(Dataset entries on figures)
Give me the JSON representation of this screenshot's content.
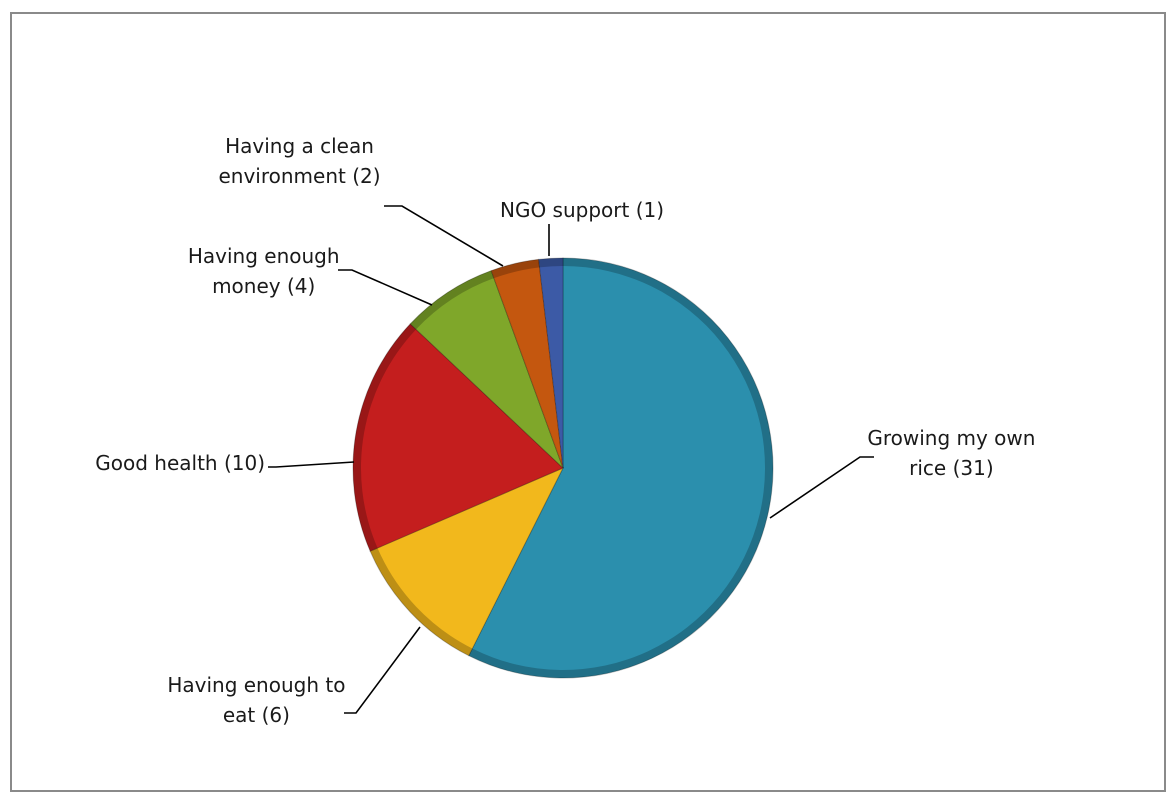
{
  "chart_data": {
    "type": "pie",
    "title": "",
    "slices": [
      {
        "label_lines": [
          "Growing my own",
          "rice (31)"
        ],
        "value": 31,
        "color": "#2b8fad"
      },
      {
        "label_lines": [
          "Having enough to",
          "eat (6)"
        ],
        "value": 6,
        "color": "#f2b81c"
      },
      {
        "label_lines": [
          "Good health (10)"
        ],
        "value": 10,
        "color": "#c41e1e"
      },
      {
        "label_lines": [
          "Having enough",
          "money (4)"
        ],
        "value": 4,
        "color": "#7fa72a"
      },
      {
        "label_lines": [
          "Having a clean",
          "environment (2)"
        ],
        "value": 2,
        "color": "#c4570f"
      },
      {
        "label_lines": [
          "NGO support (1)"
        ],
        "value": 1,
        "color": "#3c5aa6"
      }
    ],
    "start_angle_deg": 0,
    "direction": "clockwise",
    "legend": "none",
    "style": "3d-shaded"
  }
}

# What you should do
Within the data above, count the lines that contain the string "Having"; the reply is the number alone.

# Answer to the task
3